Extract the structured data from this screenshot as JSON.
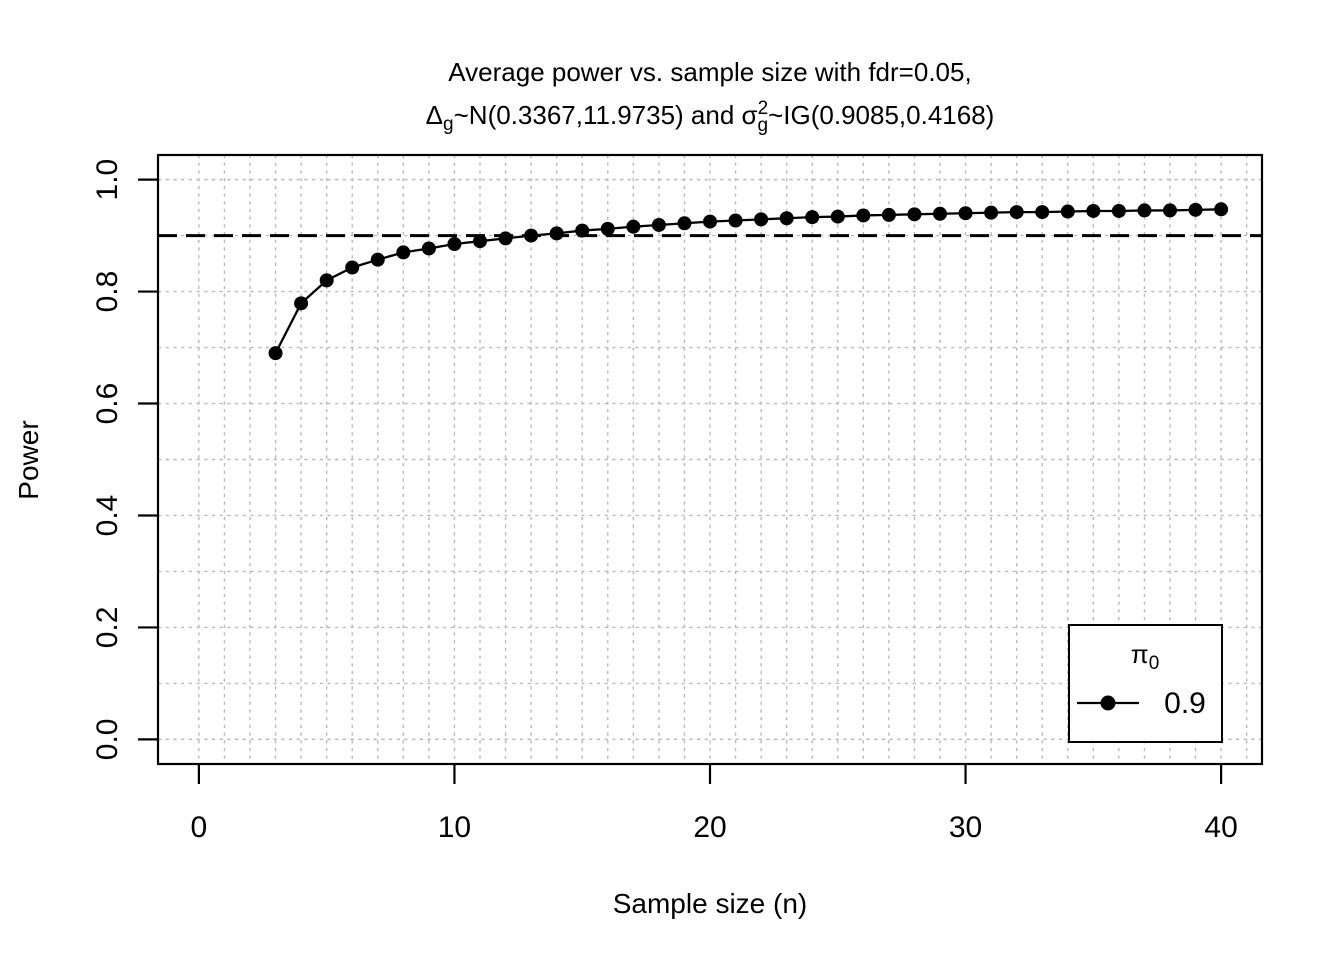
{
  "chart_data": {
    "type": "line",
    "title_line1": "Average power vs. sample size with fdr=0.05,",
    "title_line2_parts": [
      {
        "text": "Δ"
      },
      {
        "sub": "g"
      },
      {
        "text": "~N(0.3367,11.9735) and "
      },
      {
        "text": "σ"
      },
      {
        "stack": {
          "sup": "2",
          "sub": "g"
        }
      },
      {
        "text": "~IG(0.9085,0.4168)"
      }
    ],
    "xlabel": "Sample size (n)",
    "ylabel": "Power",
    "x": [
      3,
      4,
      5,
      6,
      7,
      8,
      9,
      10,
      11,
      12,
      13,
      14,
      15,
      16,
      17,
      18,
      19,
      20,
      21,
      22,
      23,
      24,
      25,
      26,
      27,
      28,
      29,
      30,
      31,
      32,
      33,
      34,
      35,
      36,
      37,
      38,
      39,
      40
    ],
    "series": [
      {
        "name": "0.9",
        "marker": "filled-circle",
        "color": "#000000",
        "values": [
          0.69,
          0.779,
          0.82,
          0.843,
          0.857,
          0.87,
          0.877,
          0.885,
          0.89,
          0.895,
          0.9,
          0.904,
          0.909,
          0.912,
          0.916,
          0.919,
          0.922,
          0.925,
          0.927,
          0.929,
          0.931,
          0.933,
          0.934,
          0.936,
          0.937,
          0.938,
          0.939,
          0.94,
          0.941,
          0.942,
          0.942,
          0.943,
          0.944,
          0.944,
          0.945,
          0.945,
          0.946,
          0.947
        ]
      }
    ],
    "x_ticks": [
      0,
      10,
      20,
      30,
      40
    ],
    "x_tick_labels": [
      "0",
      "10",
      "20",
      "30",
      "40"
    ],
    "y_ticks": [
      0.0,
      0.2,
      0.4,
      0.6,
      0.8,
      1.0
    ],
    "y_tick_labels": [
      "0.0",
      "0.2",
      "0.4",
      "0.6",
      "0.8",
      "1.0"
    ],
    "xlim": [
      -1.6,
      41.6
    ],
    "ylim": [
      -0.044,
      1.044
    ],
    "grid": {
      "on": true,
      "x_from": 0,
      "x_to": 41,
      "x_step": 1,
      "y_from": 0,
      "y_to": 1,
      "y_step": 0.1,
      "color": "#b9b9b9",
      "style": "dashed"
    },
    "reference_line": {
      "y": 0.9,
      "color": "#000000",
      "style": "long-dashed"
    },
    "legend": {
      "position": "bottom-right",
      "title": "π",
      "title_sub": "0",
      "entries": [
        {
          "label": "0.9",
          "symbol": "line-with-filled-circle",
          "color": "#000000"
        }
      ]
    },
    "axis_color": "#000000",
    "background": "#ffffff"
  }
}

■ **Written instruction**
Reproduce the full listing above verbatim, with no pictures included.

■ **Full answer**
Extract the structured data from this screenshot as JSON.
{
  "chart_data": {
    "type": "line",
    "title_line1": "Average power vs. sample size with fdr=0.05,",
    "title_line2_parts": [
      {
        "text": "Δ"
      },
      {
        "sub": "g"
      },
      {
        "text": "~N(0.3367,11.9735) and "
      },
      {
        "text": "σ"
      },
      {
        "stack": {
          "sup": "2",
          "sub": "g"
        }
      },
      {
        "text": "~IG(0.9085,0.4168)"
      }
    ],
    "xlabel": "Sample size (n)",
    "ylabel": "Power",
    "x": [
      3,
      4,
      5,
      6,
      7,
      8,
      9,
      10,
      11,
      12,
      13,
      14,
      15,
      16,
      17,
      18,
      19,
      20,
      21,
      22,
      23,
      24,
      25,
      26,
      27,
      28,
      29,
      30,
      31,
      32,
      33,
      34,
      35,
      36,
      37,
      38,
      39,
      40
    ],
    "series": [
      {
        "name": "0.9",
        "marker": "filled-circle",
        "color": "#000000",
        "values": [
          0.69,
          0.779,
          0.82,
          0.843,
          0.857,
          0.87,
          0.877,
          0.885,
          0.89,
          0.895,
          0.9,
          0.904,
          0.909,
          0.912,
          0.916,
          0.919,
          0.922,
          0.925,
          0.927,
          0.929,
          0.931,
          0.933,
          0.934,
          0.936,
          0.937,
          0.938,
          0.939,
          0.94,
          0.941,
          0.942,
          0.942,
          0.943,
          0.944,
          0.944,
          0.945,
          0.945,
          0.946,
          0.947
        ]
      }
    ],
    "x_ticks": [
      0,
      10,
      20,
      30,
      40
    ],
    "x_tick_labels": [
      "0",
      "10",
      "20",
      "30",
      "40"
    ],
    "y_ticks": [
      0.0,
      0.2,
      0.4,
      0.6,
      0.8,
      1.0
    ],
    "y_tick_labels": [
      "0.0",
      "0.2",
      "0.4",
      "0.6",
      "0.8",
      "1.0"
    ],
    "xlim": [
      -1.6,
      41.6
    ],
    "ylim": [
      -0.044,
      1.044
    ],
    "grid": {
      "on": true,
      "x_from": 0,
      "x_to": 41,
      "x_step": 1,
      "y_from": 0,
      "y_to": 1,
      "y_step": 0.1,
      "color": "#b9b9b9",
      "style": "dashed"
    },
    "reference_line": {
      "y": 0.9,
      "color": "#000000",
      "style": "long-dashed"
    },
    "legend": {
      "position": "bottom-right",
      "title": "π",
      "title_sub": "0",
      "entries": [
        {
          "label": "0.9",
          "symbol": "line-with-filled-circle",
          "color": "#000000"
        }
      ]
    },
    "axis_color": "#000000",
    "background": "#ffffff"
  }
}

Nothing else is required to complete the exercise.